What is needed
If a line includes "level", copy it out of the entries.

[Items listed in a dataset]

::::::::::

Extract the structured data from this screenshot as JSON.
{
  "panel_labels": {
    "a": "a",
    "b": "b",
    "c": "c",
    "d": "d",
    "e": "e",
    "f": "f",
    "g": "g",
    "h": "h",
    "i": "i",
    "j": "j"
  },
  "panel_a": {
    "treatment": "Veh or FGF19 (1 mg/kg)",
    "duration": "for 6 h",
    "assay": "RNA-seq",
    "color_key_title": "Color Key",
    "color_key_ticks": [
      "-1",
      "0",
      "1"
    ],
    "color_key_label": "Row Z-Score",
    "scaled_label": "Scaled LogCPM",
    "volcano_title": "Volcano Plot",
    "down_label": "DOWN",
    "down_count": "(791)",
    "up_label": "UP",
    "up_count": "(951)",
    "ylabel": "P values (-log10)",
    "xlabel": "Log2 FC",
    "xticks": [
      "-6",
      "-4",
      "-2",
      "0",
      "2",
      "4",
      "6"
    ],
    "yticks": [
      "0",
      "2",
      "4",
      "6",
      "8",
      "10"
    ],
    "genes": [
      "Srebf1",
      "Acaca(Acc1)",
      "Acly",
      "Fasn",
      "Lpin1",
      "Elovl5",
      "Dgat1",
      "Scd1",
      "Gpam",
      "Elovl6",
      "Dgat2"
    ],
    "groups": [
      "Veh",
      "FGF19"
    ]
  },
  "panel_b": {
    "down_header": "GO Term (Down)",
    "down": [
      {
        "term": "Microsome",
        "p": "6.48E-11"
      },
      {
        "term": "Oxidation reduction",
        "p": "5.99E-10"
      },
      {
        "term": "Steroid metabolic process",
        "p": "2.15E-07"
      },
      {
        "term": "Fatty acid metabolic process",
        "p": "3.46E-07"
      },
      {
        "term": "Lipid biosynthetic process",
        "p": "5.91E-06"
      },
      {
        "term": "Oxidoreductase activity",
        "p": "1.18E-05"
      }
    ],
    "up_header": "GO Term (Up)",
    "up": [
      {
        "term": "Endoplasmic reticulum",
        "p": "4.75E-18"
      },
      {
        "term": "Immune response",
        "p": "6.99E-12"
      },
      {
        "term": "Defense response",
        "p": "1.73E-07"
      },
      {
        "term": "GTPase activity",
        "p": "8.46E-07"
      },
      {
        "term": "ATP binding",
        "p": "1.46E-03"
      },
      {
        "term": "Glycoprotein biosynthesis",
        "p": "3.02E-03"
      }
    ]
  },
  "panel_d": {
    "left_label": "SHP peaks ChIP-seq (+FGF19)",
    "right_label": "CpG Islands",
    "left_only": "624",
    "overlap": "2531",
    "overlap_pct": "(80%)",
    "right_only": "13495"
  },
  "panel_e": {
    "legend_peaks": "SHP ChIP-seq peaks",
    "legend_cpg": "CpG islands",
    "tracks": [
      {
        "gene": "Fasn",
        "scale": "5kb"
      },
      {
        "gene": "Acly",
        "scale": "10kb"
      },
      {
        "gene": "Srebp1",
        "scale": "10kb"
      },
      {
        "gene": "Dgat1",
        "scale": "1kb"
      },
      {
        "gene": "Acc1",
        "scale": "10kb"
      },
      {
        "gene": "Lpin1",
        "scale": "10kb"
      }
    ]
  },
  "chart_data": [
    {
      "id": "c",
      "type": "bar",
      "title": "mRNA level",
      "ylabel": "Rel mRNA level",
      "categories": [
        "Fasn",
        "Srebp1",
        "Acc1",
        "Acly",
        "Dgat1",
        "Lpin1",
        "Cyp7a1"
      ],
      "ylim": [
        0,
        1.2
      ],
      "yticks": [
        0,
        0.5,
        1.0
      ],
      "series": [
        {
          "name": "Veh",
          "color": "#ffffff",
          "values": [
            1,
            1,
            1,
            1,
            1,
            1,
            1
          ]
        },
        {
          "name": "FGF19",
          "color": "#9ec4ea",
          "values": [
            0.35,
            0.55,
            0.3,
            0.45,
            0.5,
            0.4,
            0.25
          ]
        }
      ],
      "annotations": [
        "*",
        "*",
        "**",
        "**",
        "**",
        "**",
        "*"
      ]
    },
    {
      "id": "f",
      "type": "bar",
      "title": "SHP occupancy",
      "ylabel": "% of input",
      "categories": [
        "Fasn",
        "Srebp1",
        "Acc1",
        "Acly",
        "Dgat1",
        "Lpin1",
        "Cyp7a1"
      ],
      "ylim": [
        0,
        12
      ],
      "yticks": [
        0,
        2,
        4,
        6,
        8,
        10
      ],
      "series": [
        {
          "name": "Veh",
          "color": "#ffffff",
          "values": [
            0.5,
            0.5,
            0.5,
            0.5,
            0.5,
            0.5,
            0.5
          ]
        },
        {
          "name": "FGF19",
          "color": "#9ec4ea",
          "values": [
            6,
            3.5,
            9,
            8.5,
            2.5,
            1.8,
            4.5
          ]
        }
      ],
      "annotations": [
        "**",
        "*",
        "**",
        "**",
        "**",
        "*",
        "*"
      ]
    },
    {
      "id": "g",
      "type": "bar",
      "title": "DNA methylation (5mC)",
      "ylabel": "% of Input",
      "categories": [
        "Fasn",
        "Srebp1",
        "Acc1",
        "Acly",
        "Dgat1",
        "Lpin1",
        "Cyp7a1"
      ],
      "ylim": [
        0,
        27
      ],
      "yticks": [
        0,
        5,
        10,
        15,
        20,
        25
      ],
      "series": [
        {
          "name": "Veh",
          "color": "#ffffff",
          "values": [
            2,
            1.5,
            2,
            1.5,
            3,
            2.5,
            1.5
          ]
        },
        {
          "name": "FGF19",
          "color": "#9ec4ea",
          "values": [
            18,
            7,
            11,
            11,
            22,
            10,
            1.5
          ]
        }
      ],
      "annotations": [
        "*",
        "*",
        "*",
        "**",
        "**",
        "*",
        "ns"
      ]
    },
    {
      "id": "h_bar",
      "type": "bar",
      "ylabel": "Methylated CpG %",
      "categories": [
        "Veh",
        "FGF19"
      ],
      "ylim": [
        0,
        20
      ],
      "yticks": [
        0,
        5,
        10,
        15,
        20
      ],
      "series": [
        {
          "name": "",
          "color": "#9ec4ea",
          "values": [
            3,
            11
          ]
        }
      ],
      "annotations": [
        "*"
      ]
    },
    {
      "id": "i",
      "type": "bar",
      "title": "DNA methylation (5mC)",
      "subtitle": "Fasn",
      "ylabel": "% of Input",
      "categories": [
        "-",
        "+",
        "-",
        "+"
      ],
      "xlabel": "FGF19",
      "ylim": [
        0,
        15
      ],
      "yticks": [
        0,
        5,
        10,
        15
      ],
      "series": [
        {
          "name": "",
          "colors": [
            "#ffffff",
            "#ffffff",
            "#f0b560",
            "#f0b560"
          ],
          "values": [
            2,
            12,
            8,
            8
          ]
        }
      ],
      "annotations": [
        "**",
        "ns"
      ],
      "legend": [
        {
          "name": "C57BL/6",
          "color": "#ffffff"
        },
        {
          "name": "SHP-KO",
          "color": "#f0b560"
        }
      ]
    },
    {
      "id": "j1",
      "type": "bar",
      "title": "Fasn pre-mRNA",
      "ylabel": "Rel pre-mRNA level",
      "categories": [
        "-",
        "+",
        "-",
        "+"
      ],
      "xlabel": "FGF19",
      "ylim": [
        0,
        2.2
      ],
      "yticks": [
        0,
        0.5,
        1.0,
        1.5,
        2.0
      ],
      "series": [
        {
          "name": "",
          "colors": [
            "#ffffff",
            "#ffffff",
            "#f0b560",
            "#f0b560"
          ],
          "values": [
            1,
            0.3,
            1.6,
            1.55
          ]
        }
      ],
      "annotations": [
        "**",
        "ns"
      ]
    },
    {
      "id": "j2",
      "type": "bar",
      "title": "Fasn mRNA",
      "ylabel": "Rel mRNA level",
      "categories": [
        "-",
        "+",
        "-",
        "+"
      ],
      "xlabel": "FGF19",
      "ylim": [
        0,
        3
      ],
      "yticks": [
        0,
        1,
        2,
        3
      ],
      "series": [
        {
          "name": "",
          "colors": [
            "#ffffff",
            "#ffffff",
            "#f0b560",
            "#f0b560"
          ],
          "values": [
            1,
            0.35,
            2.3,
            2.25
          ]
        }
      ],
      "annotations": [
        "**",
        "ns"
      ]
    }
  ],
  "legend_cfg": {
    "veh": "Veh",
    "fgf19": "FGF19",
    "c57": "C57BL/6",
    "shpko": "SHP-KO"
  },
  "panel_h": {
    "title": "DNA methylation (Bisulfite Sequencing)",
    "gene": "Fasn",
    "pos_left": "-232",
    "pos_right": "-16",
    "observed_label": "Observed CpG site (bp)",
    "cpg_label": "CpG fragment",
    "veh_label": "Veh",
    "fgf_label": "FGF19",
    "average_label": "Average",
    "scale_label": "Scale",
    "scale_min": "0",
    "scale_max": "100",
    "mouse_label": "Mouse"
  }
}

::::::::::

Exercise result
      "title": "mRNA level",
      "ylabel": "Rel mRNA level",
      "ylabel": "Rel pre-mRNA level",
      "ylabel": "Rel mRNA level",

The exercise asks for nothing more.